Exercise objective – Across the entries below, how many lines contain the word "name"? Give the number alone.

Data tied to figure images
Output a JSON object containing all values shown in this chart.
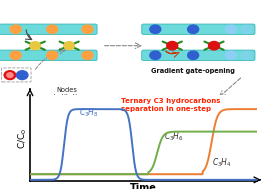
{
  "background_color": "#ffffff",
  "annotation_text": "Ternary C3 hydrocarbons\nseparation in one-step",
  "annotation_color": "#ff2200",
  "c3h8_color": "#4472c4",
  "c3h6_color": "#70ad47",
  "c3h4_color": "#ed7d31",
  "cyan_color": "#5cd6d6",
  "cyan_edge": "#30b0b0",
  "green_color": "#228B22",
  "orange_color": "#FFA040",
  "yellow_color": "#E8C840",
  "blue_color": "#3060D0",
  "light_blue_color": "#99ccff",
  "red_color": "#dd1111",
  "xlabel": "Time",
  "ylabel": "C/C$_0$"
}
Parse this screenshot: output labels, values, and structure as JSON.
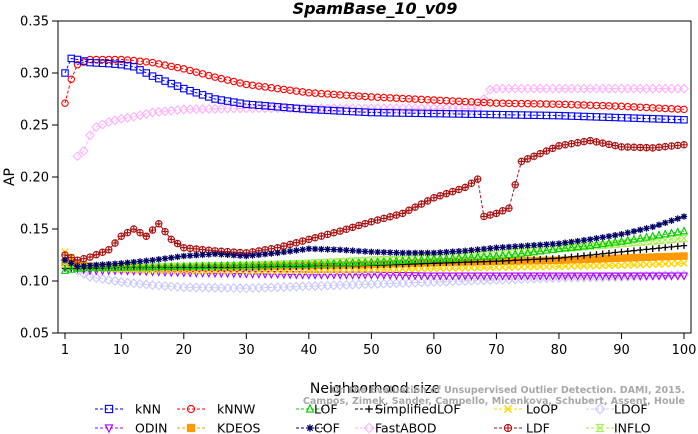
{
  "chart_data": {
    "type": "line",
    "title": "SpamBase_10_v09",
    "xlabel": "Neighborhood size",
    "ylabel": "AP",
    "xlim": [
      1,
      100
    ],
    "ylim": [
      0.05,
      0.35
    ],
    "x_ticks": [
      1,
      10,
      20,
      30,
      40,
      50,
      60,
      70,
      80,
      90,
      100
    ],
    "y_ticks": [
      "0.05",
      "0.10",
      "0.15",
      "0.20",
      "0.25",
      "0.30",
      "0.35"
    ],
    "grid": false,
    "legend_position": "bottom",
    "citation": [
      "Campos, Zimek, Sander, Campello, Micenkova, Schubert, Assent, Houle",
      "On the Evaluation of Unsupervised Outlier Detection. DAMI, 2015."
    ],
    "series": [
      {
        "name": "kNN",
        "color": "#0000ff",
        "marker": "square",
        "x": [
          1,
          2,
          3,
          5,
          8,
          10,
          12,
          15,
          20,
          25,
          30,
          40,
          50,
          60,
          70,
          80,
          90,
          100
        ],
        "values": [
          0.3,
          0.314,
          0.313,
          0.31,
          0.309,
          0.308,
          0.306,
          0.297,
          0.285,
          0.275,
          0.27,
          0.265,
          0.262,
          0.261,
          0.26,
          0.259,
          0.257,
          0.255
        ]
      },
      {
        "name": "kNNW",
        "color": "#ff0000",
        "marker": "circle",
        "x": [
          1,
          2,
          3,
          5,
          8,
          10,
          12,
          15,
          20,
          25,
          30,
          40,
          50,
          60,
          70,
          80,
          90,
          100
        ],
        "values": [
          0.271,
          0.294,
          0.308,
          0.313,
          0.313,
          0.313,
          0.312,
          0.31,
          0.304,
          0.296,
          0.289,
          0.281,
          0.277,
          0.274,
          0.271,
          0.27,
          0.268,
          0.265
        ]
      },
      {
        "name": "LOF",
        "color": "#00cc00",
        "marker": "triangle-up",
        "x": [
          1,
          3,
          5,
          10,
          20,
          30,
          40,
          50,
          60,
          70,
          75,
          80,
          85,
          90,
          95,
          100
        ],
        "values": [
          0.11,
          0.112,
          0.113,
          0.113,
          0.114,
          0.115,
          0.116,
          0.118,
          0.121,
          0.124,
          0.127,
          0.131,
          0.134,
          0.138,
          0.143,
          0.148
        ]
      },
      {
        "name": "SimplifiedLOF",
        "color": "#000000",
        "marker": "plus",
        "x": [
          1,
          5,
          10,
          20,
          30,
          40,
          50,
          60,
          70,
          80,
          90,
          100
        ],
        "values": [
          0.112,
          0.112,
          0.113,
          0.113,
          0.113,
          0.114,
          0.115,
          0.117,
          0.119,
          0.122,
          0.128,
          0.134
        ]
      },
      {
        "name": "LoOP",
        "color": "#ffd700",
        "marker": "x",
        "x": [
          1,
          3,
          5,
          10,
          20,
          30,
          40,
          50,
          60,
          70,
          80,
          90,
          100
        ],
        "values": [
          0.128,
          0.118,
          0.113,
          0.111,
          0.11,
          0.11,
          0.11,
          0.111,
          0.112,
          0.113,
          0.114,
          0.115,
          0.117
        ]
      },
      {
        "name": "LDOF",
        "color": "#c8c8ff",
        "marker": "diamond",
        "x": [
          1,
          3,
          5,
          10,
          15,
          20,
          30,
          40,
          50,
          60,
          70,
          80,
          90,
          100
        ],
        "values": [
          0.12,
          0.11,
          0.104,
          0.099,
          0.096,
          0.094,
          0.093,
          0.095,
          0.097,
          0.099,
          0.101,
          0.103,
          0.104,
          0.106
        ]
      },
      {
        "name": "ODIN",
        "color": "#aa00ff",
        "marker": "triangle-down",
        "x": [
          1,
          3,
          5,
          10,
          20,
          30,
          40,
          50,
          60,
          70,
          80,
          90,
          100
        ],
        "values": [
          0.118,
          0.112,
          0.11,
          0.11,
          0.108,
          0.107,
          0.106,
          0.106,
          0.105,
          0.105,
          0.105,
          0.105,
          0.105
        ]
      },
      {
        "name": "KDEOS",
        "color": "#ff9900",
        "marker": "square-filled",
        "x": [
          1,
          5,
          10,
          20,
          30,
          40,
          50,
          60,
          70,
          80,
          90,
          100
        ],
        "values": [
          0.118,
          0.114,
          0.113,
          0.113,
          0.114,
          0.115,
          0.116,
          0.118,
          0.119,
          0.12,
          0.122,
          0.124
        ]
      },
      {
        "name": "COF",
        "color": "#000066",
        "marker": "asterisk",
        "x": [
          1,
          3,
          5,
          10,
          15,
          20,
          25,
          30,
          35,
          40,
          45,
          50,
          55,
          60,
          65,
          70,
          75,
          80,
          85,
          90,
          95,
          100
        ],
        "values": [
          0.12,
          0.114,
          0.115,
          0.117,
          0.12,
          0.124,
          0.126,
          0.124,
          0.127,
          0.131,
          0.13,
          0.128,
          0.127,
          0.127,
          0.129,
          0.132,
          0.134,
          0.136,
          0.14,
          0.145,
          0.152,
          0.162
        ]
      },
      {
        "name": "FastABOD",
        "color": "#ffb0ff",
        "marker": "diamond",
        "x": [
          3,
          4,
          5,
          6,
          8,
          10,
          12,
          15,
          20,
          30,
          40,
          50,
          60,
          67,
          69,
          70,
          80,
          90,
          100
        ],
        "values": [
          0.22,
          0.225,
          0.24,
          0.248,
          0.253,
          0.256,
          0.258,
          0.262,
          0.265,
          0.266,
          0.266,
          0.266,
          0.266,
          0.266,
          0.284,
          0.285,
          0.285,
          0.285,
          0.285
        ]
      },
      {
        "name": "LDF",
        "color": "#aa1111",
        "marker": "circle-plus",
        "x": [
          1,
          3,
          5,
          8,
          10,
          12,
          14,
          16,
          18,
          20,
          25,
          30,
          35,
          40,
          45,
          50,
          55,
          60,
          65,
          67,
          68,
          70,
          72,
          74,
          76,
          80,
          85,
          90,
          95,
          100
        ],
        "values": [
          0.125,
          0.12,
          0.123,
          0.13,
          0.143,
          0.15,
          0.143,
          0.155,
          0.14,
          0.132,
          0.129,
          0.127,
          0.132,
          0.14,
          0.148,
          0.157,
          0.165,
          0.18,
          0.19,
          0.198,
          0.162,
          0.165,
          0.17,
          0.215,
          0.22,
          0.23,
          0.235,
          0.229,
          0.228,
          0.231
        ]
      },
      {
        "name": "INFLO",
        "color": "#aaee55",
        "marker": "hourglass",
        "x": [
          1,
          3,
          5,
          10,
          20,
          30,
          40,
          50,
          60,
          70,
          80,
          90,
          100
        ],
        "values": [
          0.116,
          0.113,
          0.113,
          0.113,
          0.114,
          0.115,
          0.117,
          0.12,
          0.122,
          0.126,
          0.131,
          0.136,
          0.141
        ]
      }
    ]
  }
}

Expected output – 12